* [EXERCISE GOAL]:
Copy every line of the records below that holds the word "项不符合题意".

Collected data

┄┄┄┄┄┄┄┄┄┄┄┄┄┄┄┄┄┄┄┄

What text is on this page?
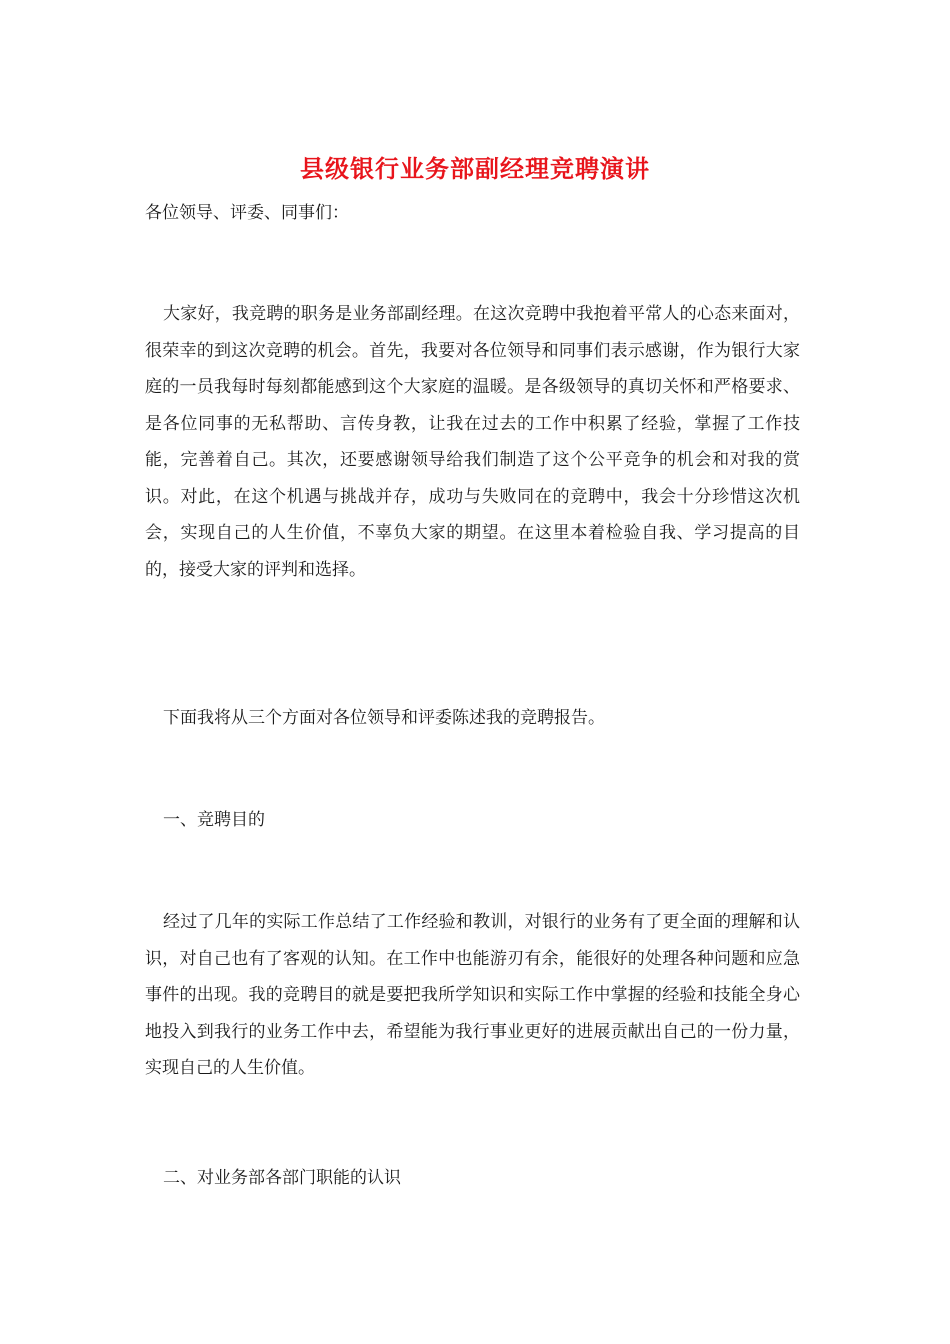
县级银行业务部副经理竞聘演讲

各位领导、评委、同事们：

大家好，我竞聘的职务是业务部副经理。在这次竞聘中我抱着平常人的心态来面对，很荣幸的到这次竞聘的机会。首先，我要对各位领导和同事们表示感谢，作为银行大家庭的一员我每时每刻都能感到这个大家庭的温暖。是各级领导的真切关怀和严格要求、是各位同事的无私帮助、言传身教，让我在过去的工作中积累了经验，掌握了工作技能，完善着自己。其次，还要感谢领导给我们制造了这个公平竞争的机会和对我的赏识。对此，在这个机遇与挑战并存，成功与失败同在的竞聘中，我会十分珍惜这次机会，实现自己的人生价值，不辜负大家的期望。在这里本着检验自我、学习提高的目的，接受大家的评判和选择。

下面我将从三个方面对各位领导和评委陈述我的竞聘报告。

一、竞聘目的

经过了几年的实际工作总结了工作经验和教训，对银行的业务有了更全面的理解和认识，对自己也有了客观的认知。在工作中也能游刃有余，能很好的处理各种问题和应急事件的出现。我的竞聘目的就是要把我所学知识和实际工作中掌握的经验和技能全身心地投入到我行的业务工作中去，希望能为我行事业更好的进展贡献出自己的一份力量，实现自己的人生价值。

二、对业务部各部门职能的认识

┄┄┄┄┄┄┄┄┄┄┄┄┄┄┄┄┄┄┄┄

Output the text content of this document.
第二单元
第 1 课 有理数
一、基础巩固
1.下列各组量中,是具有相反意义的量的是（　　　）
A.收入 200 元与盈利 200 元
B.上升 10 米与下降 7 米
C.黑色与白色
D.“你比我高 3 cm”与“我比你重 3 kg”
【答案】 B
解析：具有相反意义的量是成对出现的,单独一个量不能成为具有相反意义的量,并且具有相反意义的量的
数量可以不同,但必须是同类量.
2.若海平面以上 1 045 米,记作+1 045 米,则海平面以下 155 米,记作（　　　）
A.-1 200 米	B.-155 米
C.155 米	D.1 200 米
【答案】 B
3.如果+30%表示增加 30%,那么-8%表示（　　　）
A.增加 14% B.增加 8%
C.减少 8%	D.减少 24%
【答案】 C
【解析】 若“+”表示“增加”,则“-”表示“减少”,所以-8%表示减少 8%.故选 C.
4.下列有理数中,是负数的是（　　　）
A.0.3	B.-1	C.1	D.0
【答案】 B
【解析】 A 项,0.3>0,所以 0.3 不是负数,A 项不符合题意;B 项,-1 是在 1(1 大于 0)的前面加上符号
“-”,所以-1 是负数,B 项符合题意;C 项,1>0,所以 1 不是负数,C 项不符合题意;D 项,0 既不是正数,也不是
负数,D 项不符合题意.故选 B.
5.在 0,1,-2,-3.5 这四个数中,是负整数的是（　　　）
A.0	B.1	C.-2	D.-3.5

┄┄┄┄┄┄┄┄┄┄┄┄┄┄┄┄┄┄┄┄

* [COMPLETED TASK]:
【解析】 A 项,0.3>0,所以 0.3 不是负数,A 项不符合题意;B 项,-1 是在 1(1 大于 0)的前面加上符号
“-”,所以-1 是负数,B 项符合题意;C 项,1>0,所以 1 不是负数,C 项不符合题意;D 项,0 既不是正数,也不是
负数,D 项不符合题意.故选 B.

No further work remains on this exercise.